(Recorded data)
○ ○ ○ ○ ○
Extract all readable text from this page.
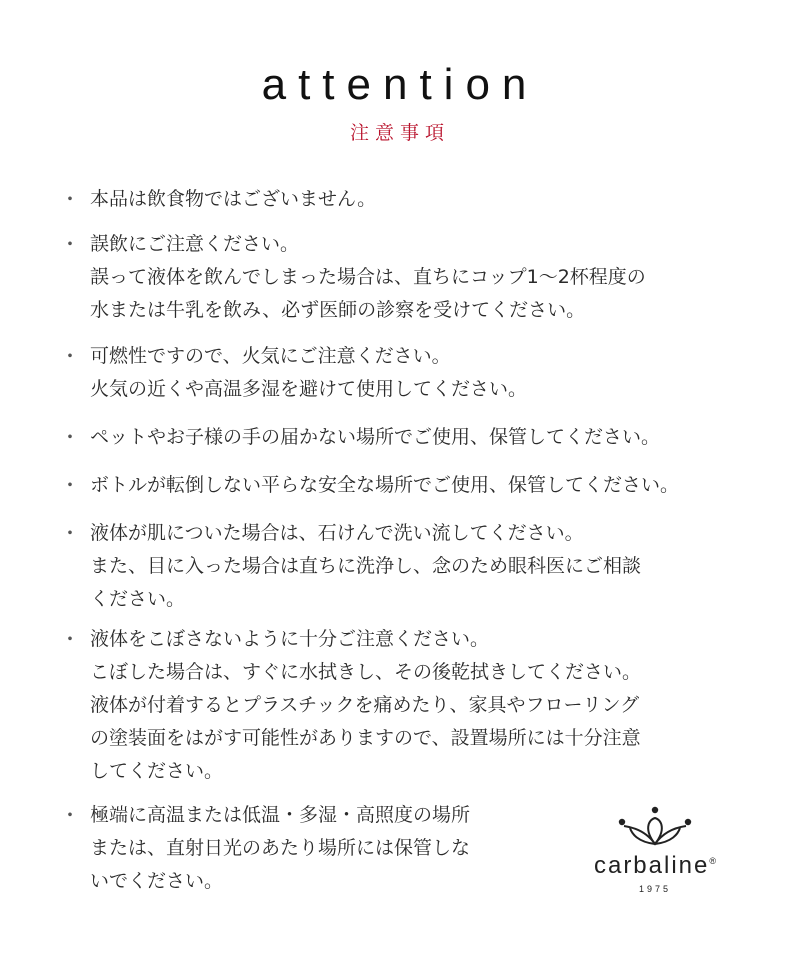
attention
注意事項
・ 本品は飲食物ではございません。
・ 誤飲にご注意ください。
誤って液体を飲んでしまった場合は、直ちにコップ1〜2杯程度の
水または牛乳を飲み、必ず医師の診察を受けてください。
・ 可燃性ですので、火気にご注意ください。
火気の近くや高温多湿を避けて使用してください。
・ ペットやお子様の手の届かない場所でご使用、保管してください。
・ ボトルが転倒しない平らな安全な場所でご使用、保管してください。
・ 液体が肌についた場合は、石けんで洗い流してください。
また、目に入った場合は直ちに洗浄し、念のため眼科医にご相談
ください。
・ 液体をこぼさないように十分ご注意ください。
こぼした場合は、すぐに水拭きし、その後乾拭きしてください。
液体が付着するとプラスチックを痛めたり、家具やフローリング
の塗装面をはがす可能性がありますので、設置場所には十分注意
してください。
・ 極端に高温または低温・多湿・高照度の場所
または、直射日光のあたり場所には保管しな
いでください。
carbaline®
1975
○ ○ ○ ○ ○
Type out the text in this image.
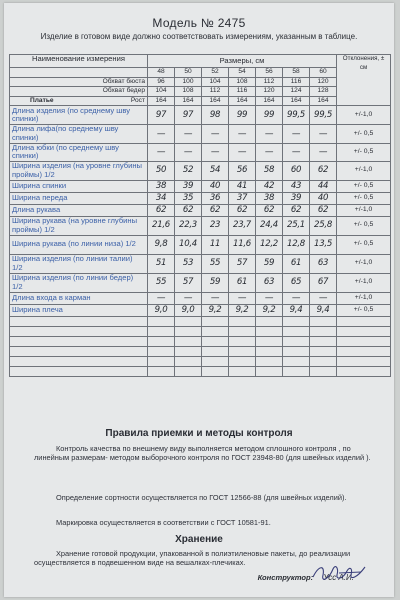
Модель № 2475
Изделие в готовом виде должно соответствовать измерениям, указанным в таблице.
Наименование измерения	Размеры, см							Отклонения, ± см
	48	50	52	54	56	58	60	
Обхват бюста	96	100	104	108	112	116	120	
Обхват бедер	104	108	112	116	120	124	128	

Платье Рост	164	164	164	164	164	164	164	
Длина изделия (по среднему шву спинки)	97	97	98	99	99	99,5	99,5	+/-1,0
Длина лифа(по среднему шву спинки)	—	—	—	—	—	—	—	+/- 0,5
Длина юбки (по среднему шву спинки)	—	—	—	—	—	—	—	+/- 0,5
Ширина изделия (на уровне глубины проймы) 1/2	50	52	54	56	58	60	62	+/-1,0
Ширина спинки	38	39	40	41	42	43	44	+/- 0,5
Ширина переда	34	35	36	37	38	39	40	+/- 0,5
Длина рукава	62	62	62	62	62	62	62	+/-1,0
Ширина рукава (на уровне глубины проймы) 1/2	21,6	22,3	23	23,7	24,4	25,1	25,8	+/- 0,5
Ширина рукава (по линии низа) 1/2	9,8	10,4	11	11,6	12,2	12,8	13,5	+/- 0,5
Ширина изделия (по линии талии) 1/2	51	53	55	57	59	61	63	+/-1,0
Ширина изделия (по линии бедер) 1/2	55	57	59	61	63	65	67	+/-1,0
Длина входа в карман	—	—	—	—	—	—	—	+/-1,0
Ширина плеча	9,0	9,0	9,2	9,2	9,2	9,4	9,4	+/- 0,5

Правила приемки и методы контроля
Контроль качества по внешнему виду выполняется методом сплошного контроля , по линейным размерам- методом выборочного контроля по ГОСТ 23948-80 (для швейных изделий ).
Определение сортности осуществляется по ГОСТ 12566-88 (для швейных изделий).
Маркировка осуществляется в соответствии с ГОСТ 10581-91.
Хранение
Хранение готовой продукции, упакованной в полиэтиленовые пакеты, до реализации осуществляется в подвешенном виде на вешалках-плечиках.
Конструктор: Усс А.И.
○ ○ ○ ○ ○
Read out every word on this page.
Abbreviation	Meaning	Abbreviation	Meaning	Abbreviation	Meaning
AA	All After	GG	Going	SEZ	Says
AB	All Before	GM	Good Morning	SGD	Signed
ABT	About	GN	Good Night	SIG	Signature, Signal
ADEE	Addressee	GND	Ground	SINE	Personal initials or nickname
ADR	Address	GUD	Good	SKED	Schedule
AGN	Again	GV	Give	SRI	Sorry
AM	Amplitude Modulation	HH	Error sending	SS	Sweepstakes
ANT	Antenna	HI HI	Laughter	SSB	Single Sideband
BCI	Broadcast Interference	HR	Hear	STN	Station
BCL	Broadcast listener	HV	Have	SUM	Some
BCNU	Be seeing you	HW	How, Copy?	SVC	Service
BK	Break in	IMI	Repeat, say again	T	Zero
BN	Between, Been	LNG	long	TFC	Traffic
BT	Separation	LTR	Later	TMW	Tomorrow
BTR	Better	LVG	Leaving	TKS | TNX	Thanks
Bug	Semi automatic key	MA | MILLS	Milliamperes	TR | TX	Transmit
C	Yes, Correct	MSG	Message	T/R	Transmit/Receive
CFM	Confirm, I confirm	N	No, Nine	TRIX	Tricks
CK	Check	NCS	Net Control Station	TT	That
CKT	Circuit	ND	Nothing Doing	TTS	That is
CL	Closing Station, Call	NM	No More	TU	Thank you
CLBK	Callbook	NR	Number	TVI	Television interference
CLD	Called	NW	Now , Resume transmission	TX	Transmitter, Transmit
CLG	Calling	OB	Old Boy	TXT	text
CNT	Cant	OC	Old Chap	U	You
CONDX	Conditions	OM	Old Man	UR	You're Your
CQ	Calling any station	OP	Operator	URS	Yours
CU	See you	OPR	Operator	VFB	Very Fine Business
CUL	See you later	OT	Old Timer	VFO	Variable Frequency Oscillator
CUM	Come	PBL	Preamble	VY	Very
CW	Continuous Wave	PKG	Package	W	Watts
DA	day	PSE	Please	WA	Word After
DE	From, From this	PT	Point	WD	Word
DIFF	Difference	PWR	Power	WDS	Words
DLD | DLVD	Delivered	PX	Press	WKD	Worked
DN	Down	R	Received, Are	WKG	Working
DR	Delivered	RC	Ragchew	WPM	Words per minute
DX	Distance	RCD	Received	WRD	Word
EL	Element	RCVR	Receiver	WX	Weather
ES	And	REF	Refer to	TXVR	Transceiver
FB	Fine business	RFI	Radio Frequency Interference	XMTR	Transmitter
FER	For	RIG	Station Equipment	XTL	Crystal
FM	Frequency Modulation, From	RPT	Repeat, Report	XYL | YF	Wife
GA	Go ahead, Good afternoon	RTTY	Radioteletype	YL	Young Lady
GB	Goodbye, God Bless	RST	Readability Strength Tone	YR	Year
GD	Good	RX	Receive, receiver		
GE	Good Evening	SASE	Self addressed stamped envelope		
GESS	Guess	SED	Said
○ ○ ○ ○ ○
Task to carry out: Within the data above, pick out all lines holding the word "Calling".

Written solution:
CLG	Calling	OB	Old Boy	TXT	text
CQ	Calling any station	OP	Operator	URS	Yours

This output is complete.